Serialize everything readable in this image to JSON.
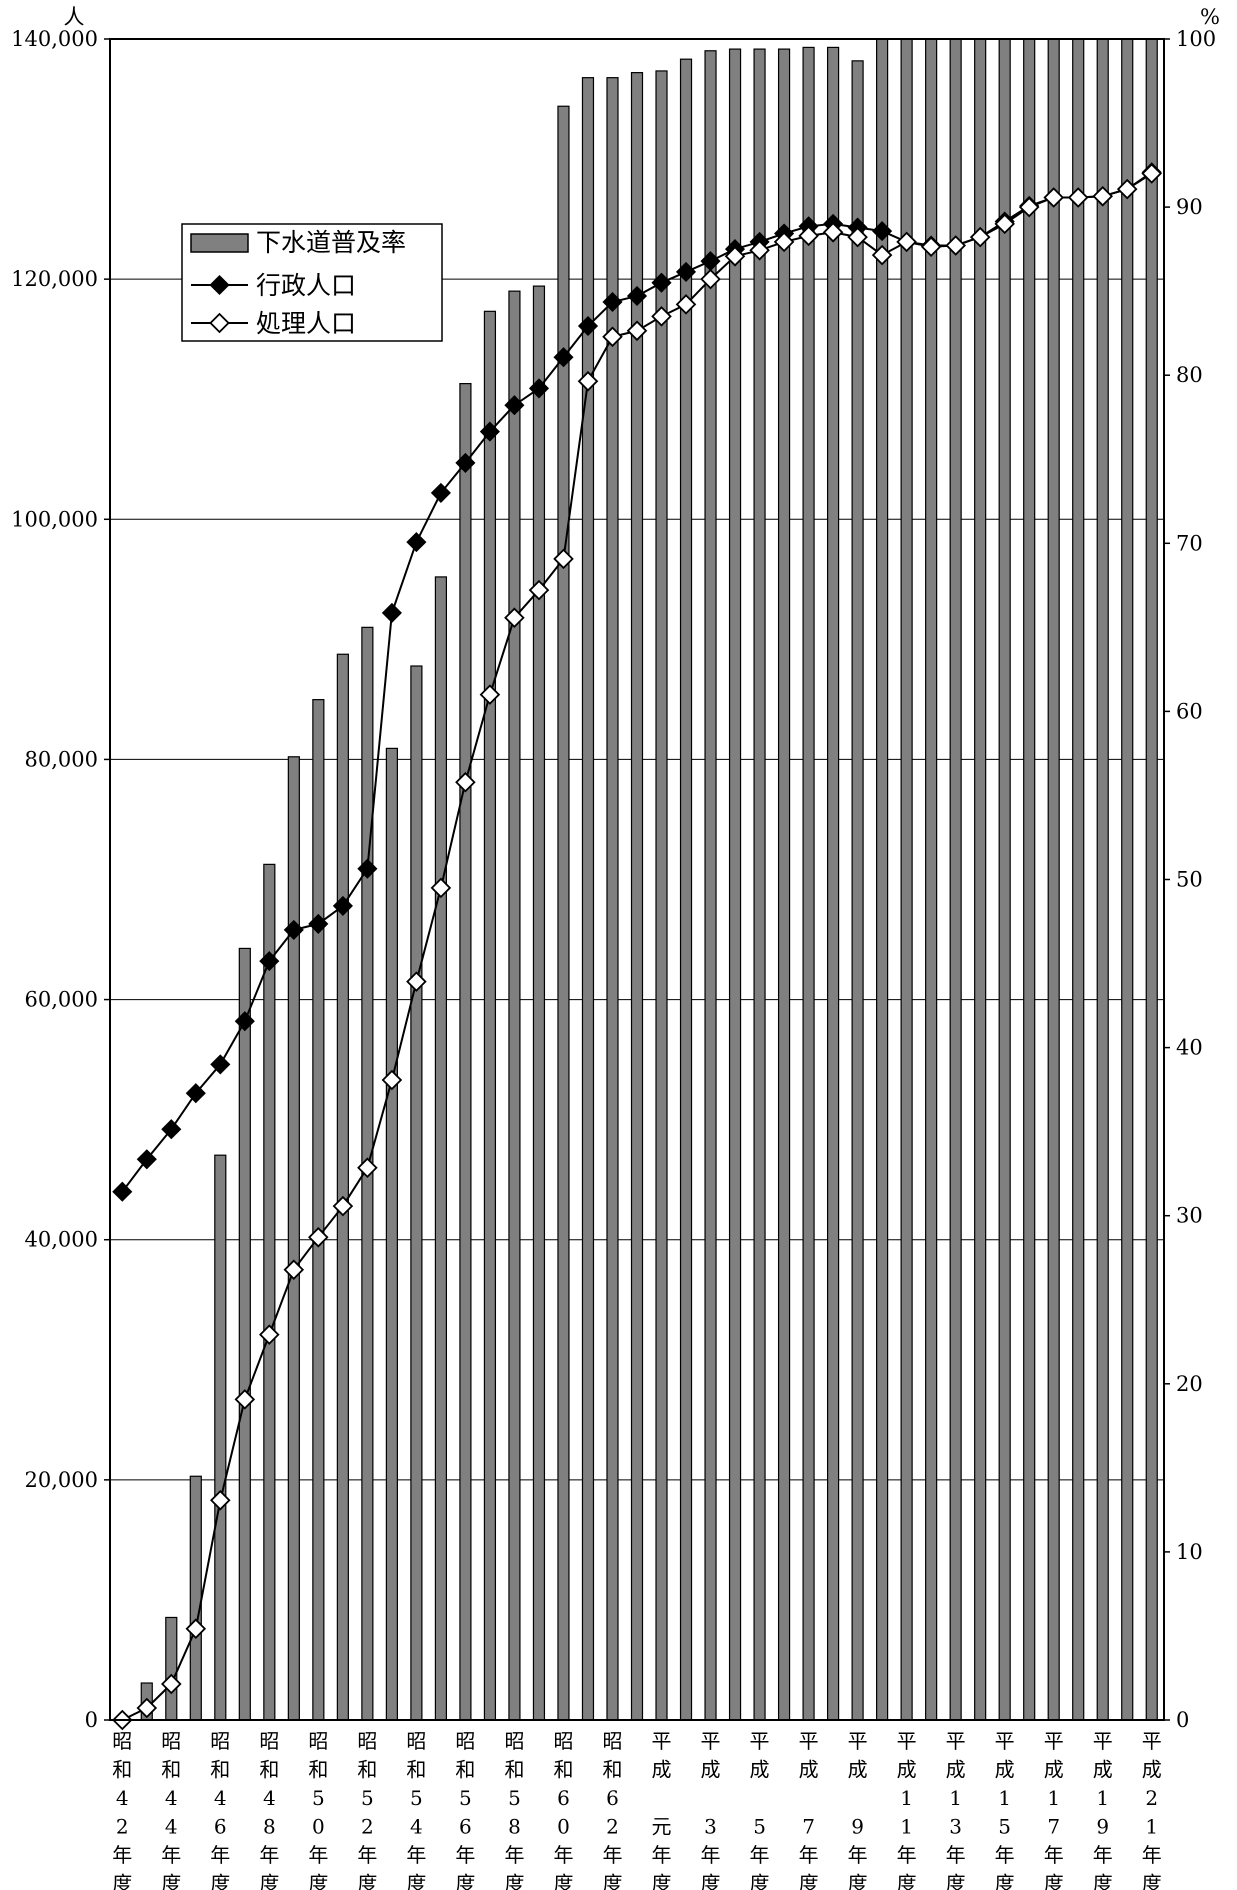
{
  "chart_data": {
    "type": "bar+line",
    "title": "",
    "left_axis": {
      "unit": "人",
      "ylim": [
        0,
        140000
      ],
      "ticks": [
        0,
        20000,
        40000,
        60000,
        80000,
        100000,
        120000,
        140000
      ],
      "tick_labels": [
        "0",
        "20,000",
        "40,000",
        "60,000",
        "80,000",
        "100,000",
        "120,000",
        "140,000"
      ]
    },
    "right_axis": {
      "unit": "%",
      "ylim": [
        0,
        100
      ],
      "ticks": [
        0,
        10,
        20,
        30,
        40,
        50,
        60,
        70,
        80,
        90,
        100
      ],
      "tick_labels": [
        "0",
        "10",
        "20",
        "30",
        "40",
        "50",
        "60",
        "70",
        "80",
        "90",
        "100"
      ]
    },
    "grid": true,
    "legend_placement": "upper-left",
    "categories": [
      "昭和42年度",
      "昭和43年度",
      "昭和44年度",
      "昭和45年度",
      "昭和46年度",
      "昭和47年度",
      "昭和48年度",
      "昭和49年度",
      "昭和50年度",
      "昭和51年度",
      "昭和52年度",
      "昭和53年度",
      "昭和54年度",
      "昭和55年度",
      "昭和56年度",
      "昭和57年度",
      "昭和58年度",
      "昭和59年度",
      "昭和60年度",
      "昭和61年度",
      "昭和62年度",
      "昭和63年度",
      "平成元年度",
      "平成2年度",
      "平成3年度",
      "平成4年度",
      "平成5年度",
      "平成6年度",
      "平成7年度",
      "平成8年度",
      "平成9年度",
      "平成10年度",
      "平成11年度",
      "平成12年度",
      "平成13年度",
      "平成14年度",
      "平成15年度",
      "平成16年度",
      "平成17年度",
      "平成18年度",
      "平成19年度",
      "平成20年度",
      "平成21年度"
    ],
    "category_labels": [
      {
        "index": 0,
        "text": "昭和42年度",
        "glyphs": [
          "昭",
          "和",
          "4",
          "2",
          "年",
          "度"
        ]
      },
      {
        "index": 2,
        "text": "昭和44年度",
        "glyphs": [
          "昭",
          "和",
          "4",
          "4",
          "年",
          "度"
        ]
      },
      {
        "index": 4,
        "text": "昭和46年度",
        "glyphs": [
          "昭",
          "和",
          "4",
          "6",
          "年",
          "度"
        ]
      },
      {
        "index": 6,
        "text": "昭和48年度",
        "glyphs": [
          "昭",
          "和",
          "4",
          "8",
          "年",
          "度"
        ]
      },
      {
        "index": 8,
        "text": "昭和50年度",
        "glyphs": [
          "昭",
          "和",
          "5",
          "0",
          "年",
          "度"
        ]
      },
      {
        "index": 10,
        "text": "昭和52年度",
        "glyphs": [
          "昭",
          "和",
          "5",
          "2",
          "年",
          "度"
        ]
      },
      {
        "index": 12,
        "text": "昭和54年度",
        "glyphs": [
          "昭",
          "和",
          "5",
          "4",
          "年",
          "度"
        ]
      },
      {
        "index": 14,
        "text": "昭和56年度",
        "glyphs": [
          "昭",
          "和",
          "5",
          "6",
          "年",
          "度"
        ]
      },
      {
        "index": 16,
        "text": "昭和58年度",
        "glyphs": [
          "昭",
          "和",
          "5",
          "8",
          "年",
          "度"
        ]
      },
      {
        "index": 18,
        "text": "昭和60年度",
        "glyphs": [
          "昭",
          "和",
          "6",
          "0",
          "年",
          "度"
        ]
      },
      {
        "index": 20,
        "text": "昭和62年度",
        "glyphs": [
          "昭",
          "和",
          "6",
          "2",
          "年",
          "度"
        ]
      },
      {
        "index": 22,
        "text": "平成元年度",
        "glyphs": [
          "平",
          "成",
          "",
          "元",
          "年",
          "度"
        ]
      },
      {
        "index": 24,
        "text": "平成3年度",
        "glyphs": [
          "平",
          "成",
          "",
          "3",
          "年",
          "度"
        ]
      },
      {
        "index": 26,
        "text": "平成5年度",
        "glyphs": [
          "平",
          "成",
          "",
          "5",
          "年",
          "度"
        ]
      },
      {
        "index": 28,
        "text": "平成7年度",
        "glyphs": [
          "平",
          "成",
          "",
          "7",
          "年",
          "度"
        ]
      },
      {
        "index": 30,
        "text": "平成9年度",
        "glyphs": [
          "平",
          "成",
          "",
          "9",
          "年",
          "度"
        ]
      },
      {
        "index": 32,
        "text": "平成11年度",
        "glyphs": [
          "平",
          "成",
          "1",
          "1",
          "年",
          "度"
        ]
      },
      {
        "index": 34,
        "text": "平成13年度",
        "glyphs": [
          "平",
          "成",
          "1",
          "3",
          "年",
          "度"
        ]
      },
      {
        "index": 36,
        "text": "平成15年度",
        "glyphs": [
          "平",
          "成",
          "1",
          "5",
          "年",
          "度"
        ]
      },
      {
        "index": 38,
        "text": "平成17年度",
        "glyphs": [
          "平",
          "成",
          "1",
          "7",
          "年",
          "度"
        ]
      },
      {
        "index": 40,
        "text": "平成19年度",
        "glyphs": [
          "平",
          "成",
          "1",
          "9",
          "年",
          "度"
        ]
      },
      {
        "index": 42,
        "text": "平成21年度",
        "glyphs": [
          "平",
          "成",
          "2",
          "1",
          "年",
          "度"
        ]
      }
    ],
    "series": [
      {
        "name": "下水道普及率",
        "type": "bar",
        "axis": "right",
        "unit": "%",
        "color": "#808080",
        "values": [
          0,
          2.2,
          6.1,
          14.5,
          33.6,
          45.9,
          50.9,
          57.3,
          60.7,
          63.4,
          65.0,
          57.8,
          62.7,
          68.0,
          79.5,
          83.8,
          85.0,
          85.3,
          96.0,
          97.7,
          97.7,
          98.0,
          98.1,
          98.8,
          99.3,
          99.4,
          99.4,
          99.4,
          99.5,
          99.5,
          98.7,
          100,
          100,
          100,
          100,
          100,
          100,
          100,
          100,
          100,
          100,
          100,
          100
        ]
      },
      {
        "name": "行政人口",
        "type": "line",
        "axis": "left",
        "unit": "人",
        "marker": "filled-diamond",
        "color": "#000000",
        "values": [
          44000,
          46700,
          49200,
          52200,
          54600,
          58200,
          63200,
          65800,
          66300,
          67800,
          70900,
          92200,
          98100,
          102200,
          104700,
          107300,
          109500,
          110900,
          113500,
          116100,
          118100,
          118600,
          119700,
          120600,
          121500,
          122500,
          123100,
          123800,
          124400,
          124600,
          124300,
          124000,
          123100,
          122800,
          122800,
          123500,
          124800,
          126100,
          126800,
          126800,
          126900,
          127500,
          128900
        ]
      },
      {
        "name": "処理人口",
        "type": "line",
        "axis": "left",
        "unit": "人",
        "marker": "open-diamond",
        "color": "#000000",
        "values": [
          0,
          1000,
          3000,
          7600,
          18300,
          26700,
          32100,
          37500,
          40200,
          42800,
          46000,
          53300,
          61500,
          69300,
          78100,
          85400,
          91800,
          94100,
          96700,
          111500,
          115200,
          115700,
          116900,
          117900,
          120000,
          121900,
          122400,
          123100,
          123600,
          123900,
          123500,
          122000,
          123100,
          122700,
          122800,
          123500,
          124600,
          126000,
          126800,
          126800,
          126900,
          127500,
          128800
        ]
      }
    ]
  }
}
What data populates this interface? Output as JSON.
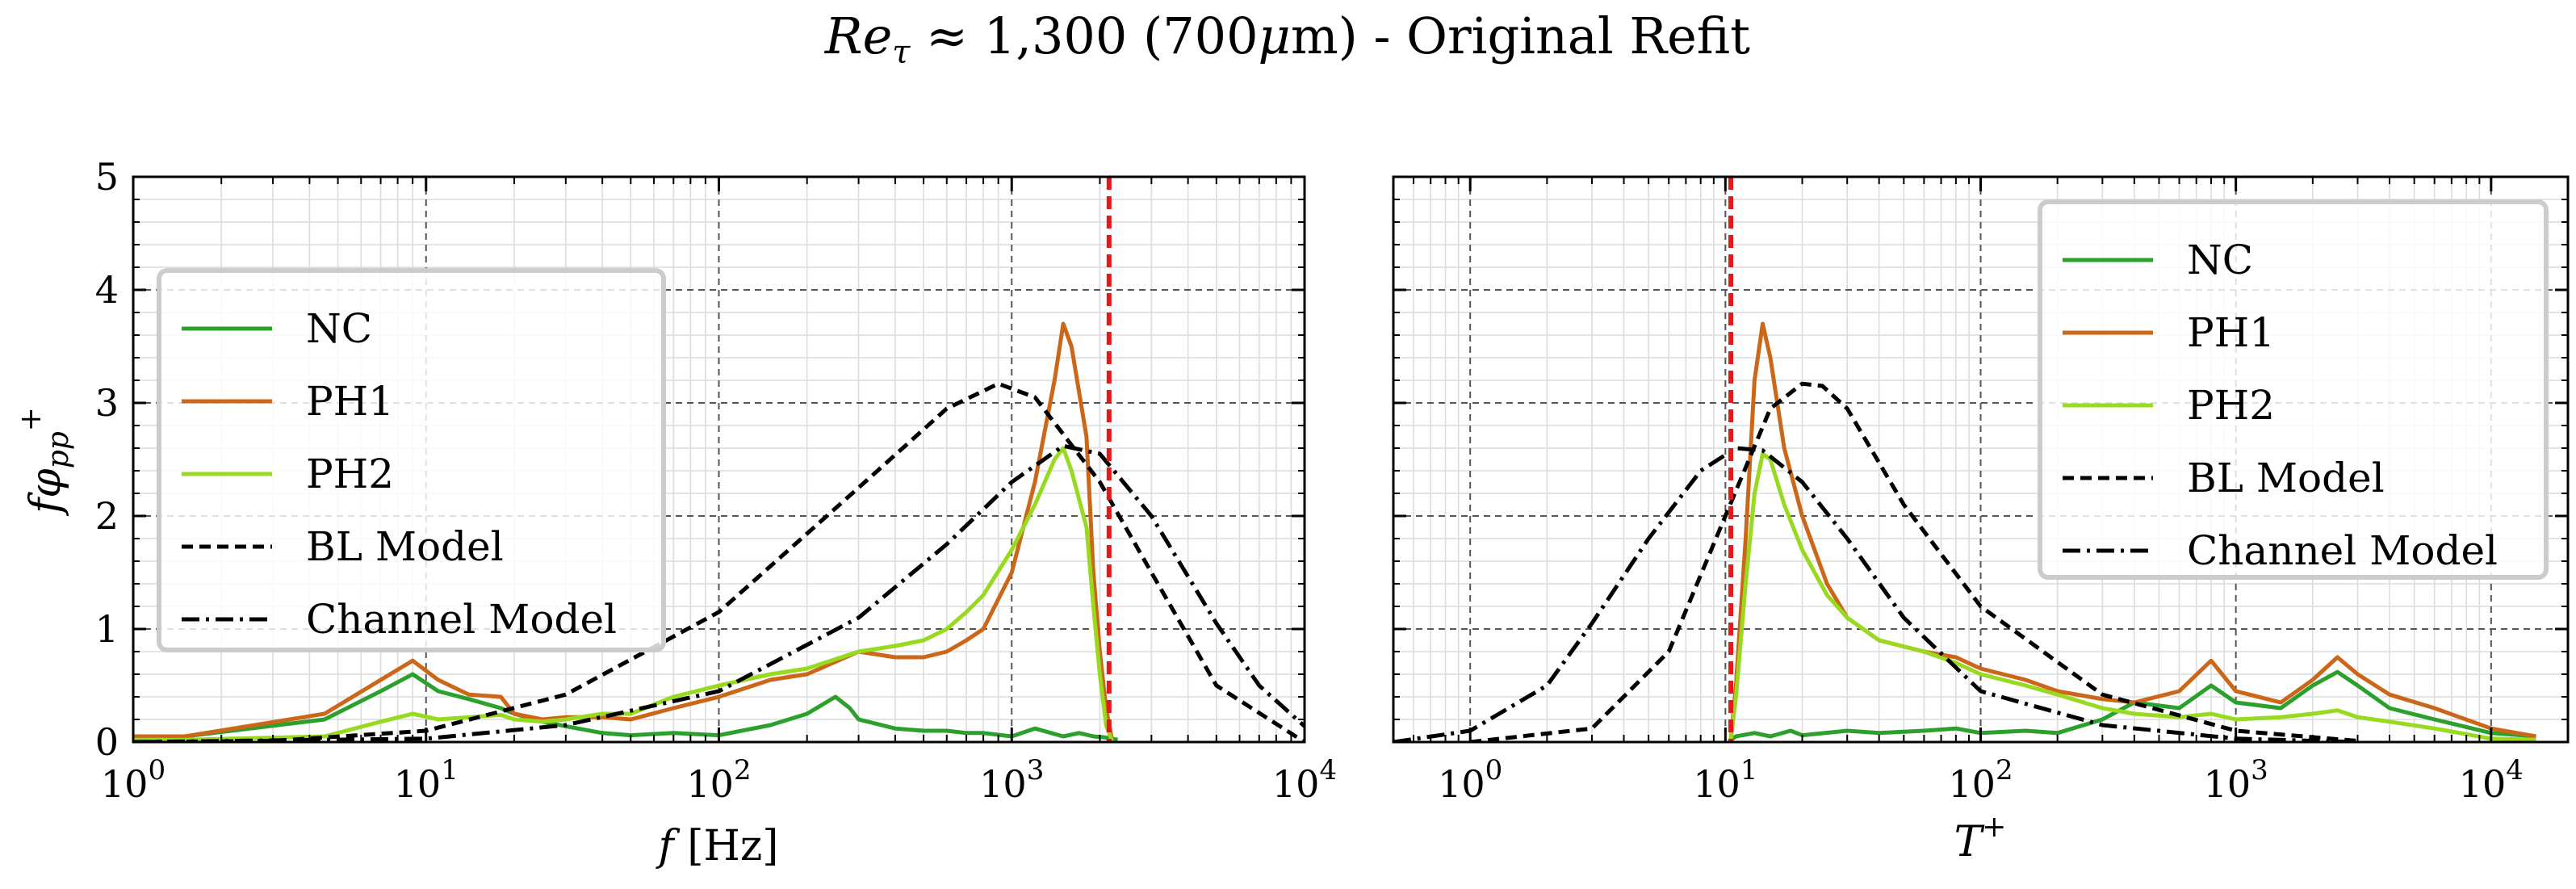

——————

▶ **Aim**
Repeat the material above verbatim. Leave the pictures behind.

▶ **Complete response**
Serialize everything readable in this image to JSON.
{
  "chart_data": {
    "type": "bar+line",
    "title": "",
    "left_axis": {
      "unit": "人",
      "ylim": [
        0,
        140000
      ],
      "ticks": [
        0,
        20000,
        40000,
        60000,
        80000,
        100000,
        120000,
        140000
      ],
      "tick_labels": [
        "0",
        "20,000",
        "40,000",
        "60,000",
        "80,000",
        "100,000",
        "120,000",
        "140,000"
      ]
    },
    "right_axis": {
      "unit": "%",
      "ylim": [
        0,
        100
      ],
      "ticks": [
        0,
        10,
        20,
        30,
        40,
        50,
        60,
        70,
        80,
        90,
        100
      ],
      "tick_labels": [
        "0",
        "10",
        "20",
        "30",
        "40",
        "50",
        "60",
        "70",
        "80",
        "90",
        "100"
      ]
    },
    "grid": true,
    "legend_placement": "upper-left",
    "categories": [
      "昭和42年度",
      "昭和43年度",
      "昭和44年度",
      "昭和45年度",
      "昭和46年度",
      "昭和47年度",
      "昭和48年度",
      "昭和49年度",
      "昭和50年度",
      "昭和51年度",
      "昭和52年度",
      "昭和53年度",
      "昭和54年度",
      "昭和55年度",
      "昭和56年度",
      "昭和57年度",
      "昭和58年度",
      "昭和59年度",
      "昭和60年度",
      "昭和61年度",
      "昭和62年度",
      "昭和63年度",
      "平成元年度",
      "平成2年度",
      "平成3年度",
      "平成4年度",
      "平成5年度",
      "平成6年度",
      "平成7年度",
      "平成8年度",
      "平成9年度",
      "平成10年度",
      "平成11年度",
      "平成12年度",
      "平成13年度",
      "平成14年度",
      "平成15年度",
      "平成16年度",
      "平成17年度",
      "平成18年度",
      "平成19年度",
      "平成20年度",
      "平成21年度"
    ],
    "category_labels": [
      {
        "index": 0,
        "text": "昭和42年度",
        "glyphs": [
          "昭",
          "和",
          "4",
          "2",
          "年",
          "度"
        ]
      },
      {
        "index": 2,
        "text": "昭和44年度",
        "glyphs": [
          "昭",
          "和",
          "4",
          "4",
          "年",
          "度"
        ]
      },
      {
        "index": 4,
        "text": "昭和46年度",
        "glyphs": [
          "昭",
          "和",
          "4",
          "6",
          "年",
          "度"
        ]
      },
      {
        "index": 6,
        "text": "昭和48年度",
        "glyphs": [
          "昭",
          "和",
          "4",
          "8",
          "年",
          "度"
        ]
      },
      {
        "index": 8,
        "text": "昭和50年度",
        "glyphs": [
          "昭",
          "和",
          "5",
          "0",
          "年",
          "度"
        ]
      },
      {
        "index": 10,
        "text": "昭和52年度",
        "glyphs": [
          "昭",
          "和",
          "5",
          "2",
          "年",
          "度"
        ]
      },
      {
        "index": 12,
        "text": "昭和54年度",
        "glyphs": [
          "昭",
          "和",
          "5",
          "4",
          "年",
          "度"
        ]
      },
      {
        "index": 14,
        "text": "昭和56年度",
        "glyphs": [
          "昭",
          "和",
          "5",
          "6",
          "年",
          "度"
        ]
      },
      {
        "index": 16,
        "text": "昭和58年度",
        "glyphs": [
          "昭",
          "和",
          "5",
          "8",
          "年",
          "度"
        ]
      },
      {
        "index": 18,
        "text": "昭和60年度",
        "glyphs": [
          "昭",
          "和",
          "6",
          "0",
          "年",
          "度"
        ]
      },
      {
        "index": 20,
        "text": "昭和62年度",
        "glyphs": [
          "昭",
          "和",
          "6",
          "2",
          "年",
          "度"
        ]
      },
      {
        "index": 22,
        "text": "平成元年度",
        "glyphs": [
          "平",
          "成",
          "",
          "元",
          "年",
          "度"
        ]
      },
      {
        "index": 24,
        "text": "平成3年度",
        "glyphs": [
          "平",
          "成",
          "",
          "3",
          "年",
          "度"
        ]
      },
      {
        "index": 26,
        "text": "平成5年度",
        "glyphs": [
          "平",
          "成",
          "",
          "5",
          "年",
          "度"
        ]
      },
      {
        "index": 28,
        "text": "平成7年度",
        "glyphs": [
          "平",
          "成",
          "",
          "7",
          "年",
          "度"
        ]
      },
      {
        "index": 30,
        "text": "平成9年度",
        "glyphs": [
          "平",
          "成",
          "",
          "9",
          "年",
          "度"
        ]
      },
      {
        "index": 32,
        "text": "平成11年度",
        "glyphs": [
          "平",
          "成",
          "1",
          "1",
          "年",
          "度"
        ]
      },
      {
        "index": 34,
        "text": "平成13年度",
        "glyphs": [
          "平",
          "成",
          "1",
          "3",
          "年",
          "度"
        ]
      },
      {
        "index": 36,
        "text": "平成15年度",
        "glyphs": [
          "平",
          "成",
          "1",
          "5",
          "年",
          "度"
        ]
      },
      {
        "index": 38,
        "text": "平成17年度",
        "glyphs": [
          "平",
          "成",
          "1",
          "7",
          "年",
          "度"
        ]
      },
      {
        "index": 40,
        "text": "平成19年度",
        "glyphs": [
          "平",
          "成",
          "1",
          "9",
          "年",
          "度"
        ]
      },
      {
        "index": 42,
        "text": "平成21年度",
        "glyphs": [
          "平",
          "成",
          "2",
          "1",
          "年",
          "度"
        ]
      }
    ],
    "series": [
      {
        "name": "下水道普及率",
        "type": "bar",
        "axis": "right",
        "unit": "%",
        "color": "#808080",
        "values": [
          0,
          2.2,
          6.1,
          14.5,
          33.6,
          45.9,
          50.9,
          57.3,
          60.7,
          63.4,
          65.0,
          57.8,
          62.7,
          68.0,
          79.5,
          83.8,
          85.0,
          85.3,
          96.0,
          97.7,
          97.7,
          98.0,
          98.1,
          98.8,
          99.3,
          99.4,
          99.4,
          99.4,
          99.5,
          99.5,
          98.7,
          100,
          100,
          100,
          100,
          100,
          100,
          100,
          100,
          100,
          100,
          100,
          100
        ]
      },
      {
        "name": "行政人口",
        "type": "line",
        "axis": "left",
        "unit": "人",
        "marker": "filled-diamond",
        "color": "#000000",
        "values": [
          44000,
          46700,
          49200,
          52200,
          54600,
          58200,
          63200,
          65800,
          66300,
          67800,
          70900,
          92200,
          98100,
          102200,
          104700,
          107300,
          109500,
          110900,
          113500,
          116100,
          118100,
          118600,
          119700,
          120600,
          121500,
          122500,
          123100,
          123800,
          124400,
          124600,
          124300,
          124000,
          123100,
          122800,
          122800,
          123500,
          124800,
          126100,
          126800,
          126800,
          126900,
          127500,
          128900
        ]
      },
      {
        "name": "処理人口",
        "type": "line",
        "axis": "left",
        "unit": "人",
        "marker": "open-diamond",
        "color": "#000000",
        "values": [
          0,
          1000,
          3000,
          7600,
          18300,
          26700,
          32100,
          37500,
          40200,
          42800,
          46000,
          53300,
          61500,
          69300,
          78100,
          85400,
          91800,
          94100,
          96700,
          111500,
          115200,
          115700,
          116900,
          117900,
          120000,
          121900,
          122400,
          123100,
          123600,
          123900,
          123500,
          122000,
          123100,
          122700,
          122800,
          123500,
          124600,
          126000,
          126800,
          126800,
          126900,
          127500,
          128800
        ]
      }
    ]
  }
}
What data populates this interface? Output as JSON.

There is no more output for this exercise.